EXERCISE AIM — Copy out every line containing the word "marker".

═══ EXTRACTED RECORDS ═══

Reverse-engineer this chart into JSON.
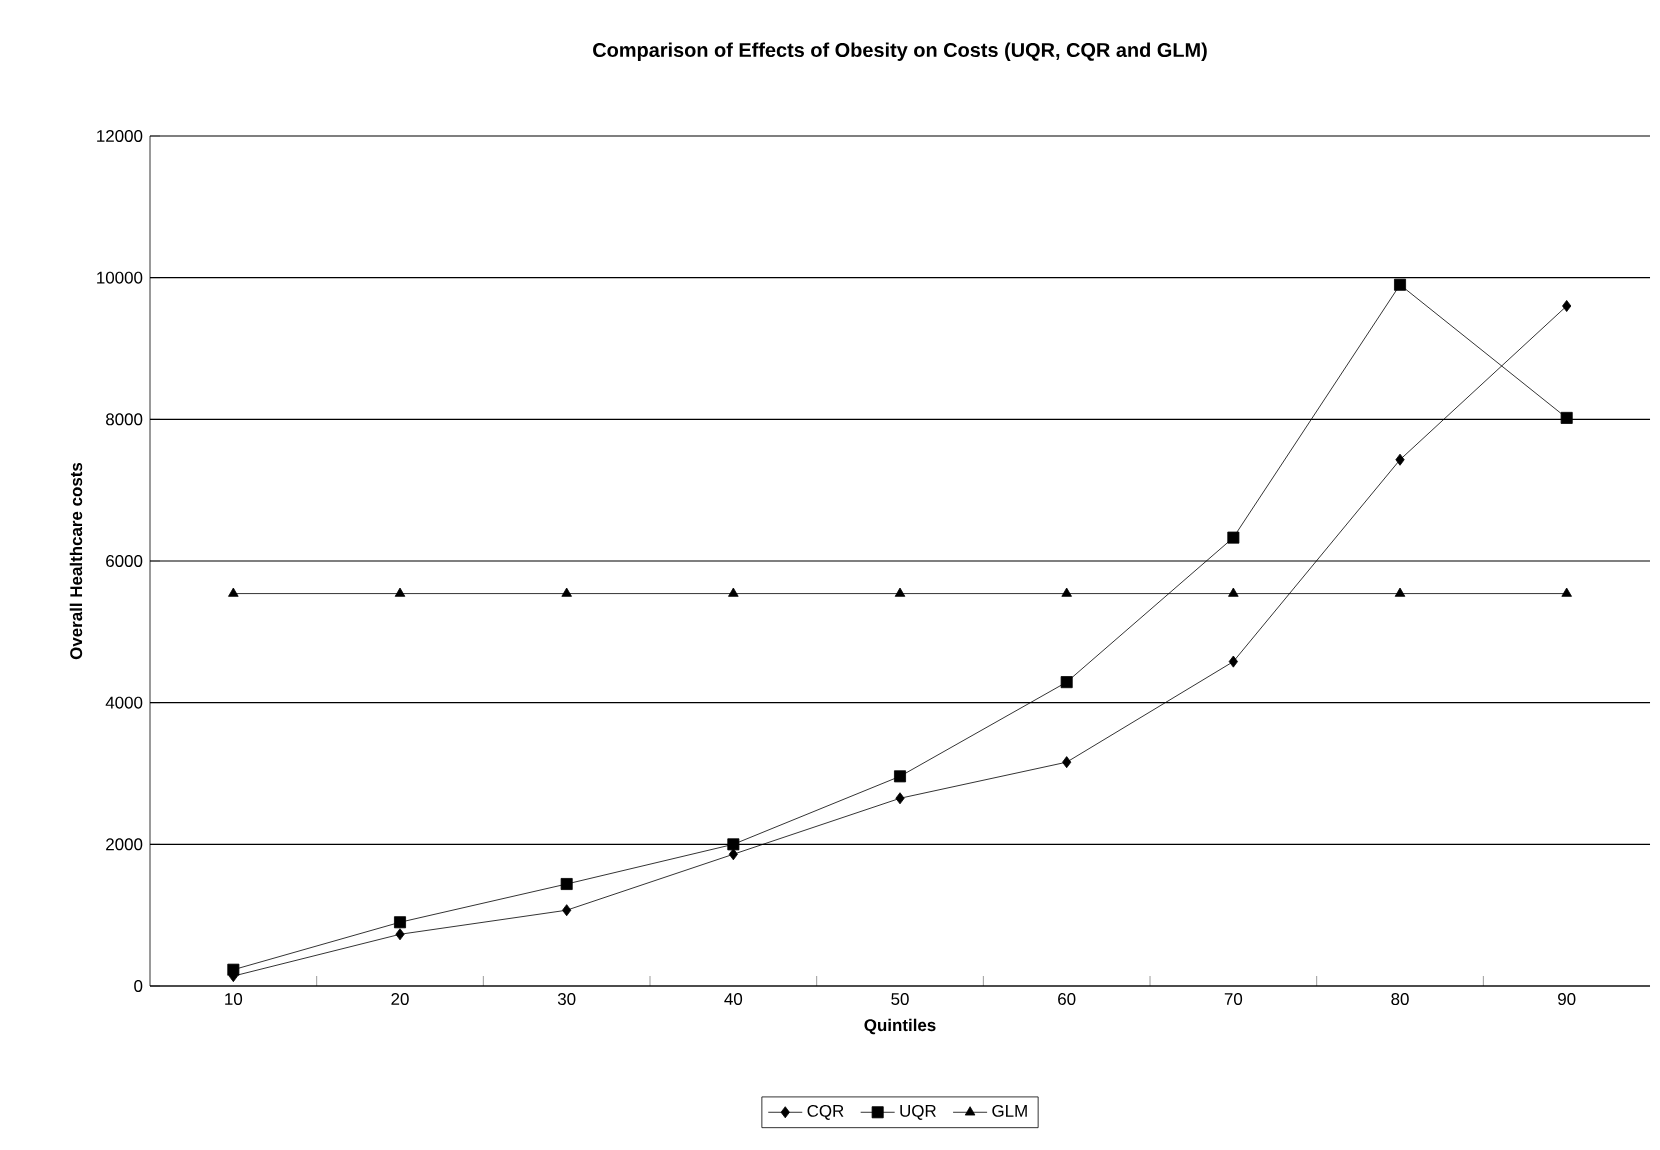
{
  "chart_data": {
    "type": "line",
    "title": "Comparison of Effects of Obesity on Costs (UQR, CQR and GLM)",
    "xlabel": "Quintiles",
    "ylabel": "Overall Healthcare costs",
    "categories": [
      "10",
      "20",
      "30",
      "40",
      "50",
      "60",
      "70",
      "80",
      "90"
    ],
    "series": [
      {
        "name": "CQR",
        "color": "#000000",
        "marker": "diamond",
        "values": [
          140,
          730,
          1070,
          1860,
          2650,
          3160,
          4580,
          7430,
          9600
        ]
      },
      {
        "name": "UQR",
        "color": "#000000",
        "marker": "square",
        "values": [
          230,
          900,
          1440,
          2000,
          2960,
          4290,
          6330,
          9900,
          8020
        ]
      },
      {
        "name": "GLM",
        "color": "#000000",
        "marker": "triangle",
        "values": [
          5540,
          5540,
          5540,
          5540,
          5540,
          5540,
          5540,
          5540,
          5540
        ]
      }
    ],
    "ylim": [
      0,
      12000
    ],
    "yticks": [
      0,
      2000,
      4000,
      6000,
      8000,
      10000,
      12000
    ],
    "grid": "y",
    "legend": "bottom",
    "line_style": "solid"
  }
}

═══

SOLUTION TO THE EXERCISE —
        "marker": "diamond",
        "marker": "square",
        "marker": "triangle",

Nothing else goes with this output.